[Figure dataset records]
┄┄┄┄┄┄

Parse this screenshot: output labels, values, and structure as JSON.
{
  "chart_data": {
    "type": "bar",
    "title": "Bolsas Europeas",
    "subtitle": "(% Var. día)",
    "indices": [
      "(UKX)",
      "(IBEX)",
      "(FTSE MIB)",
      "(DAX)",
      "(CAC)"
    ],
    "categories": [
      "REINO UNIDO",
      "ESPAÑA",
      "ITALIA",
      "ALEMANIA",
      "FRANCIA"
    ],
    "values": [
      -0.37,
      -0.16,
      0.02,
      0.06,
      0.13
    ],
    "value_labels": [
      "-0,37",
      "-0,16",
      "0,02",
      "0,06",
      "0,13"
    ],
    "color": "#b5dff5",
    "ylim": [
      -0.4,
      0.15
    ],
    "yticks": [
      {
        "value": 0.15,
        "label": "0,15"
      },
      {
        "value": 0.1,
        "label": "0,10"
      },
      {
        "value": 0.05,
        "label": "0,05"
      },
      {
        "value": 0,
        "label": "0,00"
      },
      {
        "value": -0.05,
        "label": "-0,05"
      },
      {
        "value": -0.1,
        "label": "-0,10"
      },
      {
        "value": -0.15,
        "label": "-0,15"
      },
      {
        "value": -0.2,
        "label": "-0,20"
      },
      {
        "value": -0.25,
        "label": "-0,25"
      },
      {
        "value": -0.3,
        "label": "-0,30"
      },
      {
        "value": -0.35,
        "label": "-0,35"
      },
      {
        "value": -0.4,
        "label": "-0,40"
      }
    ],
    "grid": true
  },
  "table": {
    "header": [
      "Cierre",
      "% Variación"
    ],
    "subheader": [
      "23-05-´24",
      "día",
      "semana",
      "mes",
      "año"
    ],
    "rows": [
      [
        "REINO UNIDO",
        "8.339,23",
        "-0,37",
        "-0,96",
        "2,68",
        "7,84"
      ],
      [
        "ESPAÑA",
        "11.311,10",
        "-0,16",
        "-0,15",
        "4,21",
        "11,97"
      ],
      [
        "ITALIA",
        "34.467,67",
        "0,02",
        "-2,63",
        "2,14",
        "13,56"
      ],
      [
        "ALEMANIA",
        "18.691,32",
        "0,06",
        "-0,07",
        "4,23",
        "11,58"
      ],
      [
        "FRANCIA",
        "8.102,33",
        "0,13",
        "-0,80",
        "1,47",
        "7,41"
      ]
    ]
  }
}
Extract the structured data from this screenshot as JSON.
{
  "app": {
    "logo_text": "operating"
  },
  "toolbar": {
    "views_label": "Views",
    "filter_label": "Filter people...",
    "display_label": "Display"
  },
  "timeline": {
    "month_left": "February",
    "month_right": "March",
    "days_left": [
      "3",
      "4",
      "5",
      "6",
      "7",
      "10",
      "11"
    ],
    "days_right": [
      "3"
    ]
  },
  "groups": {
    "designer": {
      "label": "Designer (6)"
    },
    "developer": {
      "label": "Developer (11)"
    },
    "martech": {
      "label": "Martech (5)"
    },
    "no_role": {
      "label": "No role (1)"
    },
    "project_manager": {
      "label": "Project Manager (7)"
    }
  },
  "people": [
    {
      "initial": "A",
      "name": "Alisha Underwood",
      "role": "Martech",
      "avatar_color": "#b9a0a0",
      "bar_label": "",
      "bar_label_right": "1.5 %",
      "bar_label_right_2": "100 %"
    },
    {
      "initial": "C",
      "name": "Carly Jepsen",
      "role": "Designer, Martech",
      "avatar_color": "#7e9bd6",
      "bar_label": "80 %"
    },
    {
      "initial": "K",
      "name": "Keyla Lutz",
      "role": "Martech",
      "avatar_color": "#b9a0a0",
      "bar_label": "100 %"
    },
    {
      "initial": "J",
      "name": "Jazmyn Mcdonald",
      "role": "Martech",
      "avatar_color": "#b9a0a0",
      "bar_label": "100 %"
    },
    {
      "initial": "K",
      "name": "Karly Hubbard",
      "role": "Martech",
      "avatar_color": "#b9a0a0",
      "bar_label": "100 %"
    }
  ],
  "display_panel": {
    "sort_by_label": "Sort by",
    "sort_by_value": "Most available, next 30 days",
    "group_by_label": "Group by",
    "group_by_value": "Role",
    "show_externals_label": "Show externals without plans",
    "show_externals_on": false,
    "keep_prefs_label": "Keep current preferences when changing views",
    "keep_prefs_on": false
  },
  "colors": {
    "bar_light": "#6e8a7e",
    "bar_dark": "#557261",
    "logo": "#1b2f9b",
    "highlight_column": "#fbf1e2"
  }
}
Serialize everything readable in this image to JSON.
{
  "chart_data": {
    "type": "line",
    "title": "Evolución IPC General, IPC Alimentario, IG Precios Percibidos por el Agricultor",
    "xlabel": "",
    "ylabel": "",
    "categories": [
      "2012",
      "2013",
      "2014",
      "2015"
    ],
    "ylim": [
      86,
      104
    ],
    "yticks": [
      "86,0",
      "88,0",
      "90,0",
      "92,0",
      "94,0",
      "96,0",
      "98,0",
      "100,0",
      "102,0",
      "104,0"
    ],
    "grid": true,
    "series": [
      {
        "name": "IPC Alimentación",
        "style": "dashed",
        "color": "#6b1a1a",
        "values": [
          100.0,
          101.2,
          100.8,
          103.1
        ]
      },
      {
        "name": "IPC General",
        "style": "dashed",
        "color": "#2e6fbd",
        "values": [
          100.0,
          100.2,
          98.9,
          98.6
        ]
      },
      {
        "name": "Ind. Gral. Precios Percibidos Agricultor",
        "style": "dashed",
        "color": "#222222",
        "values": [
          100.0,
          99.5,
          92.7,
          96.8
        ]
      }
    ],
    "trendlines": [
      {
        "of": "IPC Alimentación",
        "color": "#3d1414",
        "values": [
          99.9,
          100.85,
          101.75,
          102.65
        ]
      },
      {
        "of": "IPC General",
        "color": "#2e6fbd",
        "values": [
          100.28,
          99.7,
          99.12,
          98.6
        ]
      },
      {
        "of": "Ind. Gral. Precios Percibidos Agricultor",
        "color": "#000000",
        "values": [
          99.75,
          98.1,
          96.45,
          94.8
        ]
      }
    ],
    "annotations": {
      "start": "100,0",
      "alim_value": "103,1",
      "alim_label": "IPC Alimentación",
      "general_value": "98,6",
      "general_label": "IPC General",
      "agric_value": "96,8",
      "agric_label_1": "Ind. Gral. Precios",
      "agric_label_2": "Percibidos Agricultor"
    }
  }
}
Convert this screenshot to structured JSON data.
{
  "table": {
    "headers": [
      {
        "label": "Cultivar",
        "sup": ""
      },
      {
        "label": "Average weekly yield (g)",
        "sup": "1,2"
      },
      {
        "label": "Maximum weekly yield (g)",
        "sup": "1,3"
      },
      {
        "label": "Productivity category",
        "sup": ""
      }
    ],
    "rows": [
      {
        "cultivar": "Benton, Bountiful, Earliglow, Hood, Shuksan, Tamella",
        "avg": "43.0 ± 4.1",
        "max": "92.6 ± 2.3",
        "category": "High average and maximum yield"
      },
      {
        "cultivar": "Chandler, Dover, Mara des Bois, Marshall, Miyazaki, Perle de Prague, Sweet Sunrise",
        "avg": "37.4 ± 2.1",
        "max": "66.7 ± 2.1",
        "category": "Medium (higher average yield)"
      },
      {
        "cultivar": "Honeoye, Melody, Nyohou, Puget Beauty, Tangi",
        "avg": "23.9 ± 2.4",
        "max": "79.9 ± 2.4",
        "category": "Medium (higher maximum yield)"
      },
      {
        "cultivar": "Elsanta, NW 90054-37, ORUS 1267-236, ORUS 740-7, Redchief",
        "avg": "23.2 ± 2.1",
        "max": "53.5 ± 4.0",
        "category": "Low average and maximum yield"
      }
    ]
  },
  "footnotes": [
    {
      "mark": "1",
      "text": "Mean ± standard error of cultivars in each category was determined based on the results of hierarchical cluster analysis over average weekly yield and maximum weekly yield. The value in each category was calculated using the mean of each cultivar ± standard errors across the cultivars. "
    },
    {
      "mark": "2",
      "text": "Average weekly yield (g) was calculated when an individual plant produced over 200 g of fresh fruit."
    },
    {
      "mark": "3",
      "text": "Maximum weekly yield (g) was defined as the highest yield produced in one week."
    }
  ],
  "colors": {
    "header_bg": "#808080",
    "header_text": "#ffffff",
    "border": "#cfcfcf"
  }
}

┄┄┄┄┄┄

From the entries above, copy each line holding "Agricultor".

    "title": "Evolución IPC General, IPC Alimentario, IG Precios Percibidos por el Agricultor",
        "name": "Ind. Gral. Precios Percibidos Agricultor",
        "of": "Ind. Gral. Precios Percibidos Agricultor",
      "agric_label_2": "Percibidos Agricultor"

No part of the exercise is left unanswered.